--- EXERCISE DIRECTIONS ---
What follows is a listing; restate every line of it word for word.

-- START OF SUPPLIED MATERIAL --

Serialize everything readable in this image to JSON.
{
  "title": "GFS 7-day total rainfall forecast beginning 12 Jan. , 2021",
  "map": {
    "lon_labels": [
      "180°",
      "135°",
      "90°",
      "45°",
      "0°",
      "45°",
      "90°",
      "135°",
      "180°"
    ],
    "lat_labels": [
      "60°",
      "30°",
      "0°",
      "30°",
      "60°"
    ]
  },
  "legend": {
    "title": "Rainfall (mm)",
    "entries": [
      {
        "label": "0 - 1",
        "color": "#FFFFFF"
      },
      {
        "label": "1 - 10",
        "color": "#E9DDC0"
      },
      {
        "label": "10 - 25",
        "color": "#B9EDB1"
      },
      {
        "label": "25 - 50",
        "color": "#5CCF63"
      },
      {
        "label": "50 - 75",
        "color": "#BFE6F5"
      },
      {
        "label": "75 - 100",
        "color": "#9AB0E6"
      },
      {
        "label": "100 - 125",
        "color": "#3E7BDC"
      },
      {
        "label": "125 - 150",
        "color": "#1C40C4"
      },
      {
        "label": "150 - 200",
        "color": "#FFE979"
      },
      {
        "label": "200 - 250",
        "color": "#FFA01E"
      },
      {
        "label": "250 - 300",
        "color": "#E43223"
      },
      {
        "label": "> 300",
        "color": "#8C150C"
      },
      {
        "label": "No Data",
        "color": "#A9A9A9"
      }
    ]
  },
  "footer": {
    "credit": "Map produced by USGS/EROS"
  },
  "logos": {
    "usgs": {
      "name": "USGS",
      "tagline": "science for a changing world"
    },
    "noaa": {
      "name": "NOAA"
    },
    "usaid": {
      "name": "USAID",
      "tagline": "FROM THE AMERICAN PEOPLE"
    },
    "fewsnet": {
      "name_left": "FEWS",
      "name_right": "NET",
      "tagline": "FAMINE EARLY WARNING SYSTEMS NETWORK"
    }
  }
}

-- END OF SUPPLIED MATERIAL --

--- EXERCISE RESULT ---
Serialize everything readable in this image to JSON.
{
  "title": "GFS 7-day total rainfall forecast beginning 12 Jan. , 2021",
  "map": {
    "lon_labels": [
      "180°",
      "135°",
      "90°",
      "45°",
      "0°",
      "45°",
      "90°",
      "135°",
      "180°"
    ],
    "lat_labels": [
      "60°",
      "30°",
      "0°",
      "30°",
      "60°"
    ]
  },
  "legend": {
    "title": "Rainfall (mm)",
    "entries": [
      {
        "label": "0 - 1",
        "color": "#FFFFFF"
      },
      {
        "label": "1 - 10",
        "color": "#E9DDC0"
      },
      {
        "label": "10 - 25",
        "color": "#B9EDB1"
      },
      {
        "label": "25 - 50",
        "color": "#5CCF63"
      },
      {
        "label": "50 - 75",
        "color": "#BFE6F5"
      },
      {
        "label": "75 - 100",
        "color": "#9AB0E6"
      },
      {
        "label": "100 - 125",
        "color": "#3E7BDC"
      },
      {
        "label": "125 - 150",
        "color": "#1C40C4"
      },
      {
        "label": "150 - 200",
        "color": "#FFE979"
      },
      {
        "label": "200 - 250",
        "color": "#FFA01E"
      },
      {
        "label": "250 - 300",
        "color": "#E43223"
      },
      {
        "label": "> 300",
        "color": "#8C150C"
      },
      {
        "label": "No Data",
        "color": "#A9A9A9"
      }
    ]
  },
  "footer": {
    "credit": "Map produced by USGS/EROS"
  },
  "logos": {
    "usgs": {
      "name": "USGS",
      "tagline": "science for a changing world"
    },
    "noaa": {
      "name": "NOAA"
    },
    "usaid": {
      "name": "USAID",
      "tagline": "FROM THE AMERICAN PEOPLE"
    },
    "fewsnet": {
      "name_left": "FEWS",
      "name_right": "NET",
      "tagline": "FAMINE EARLY WARNING SYSTEMS NETWORK"
    }
  }
}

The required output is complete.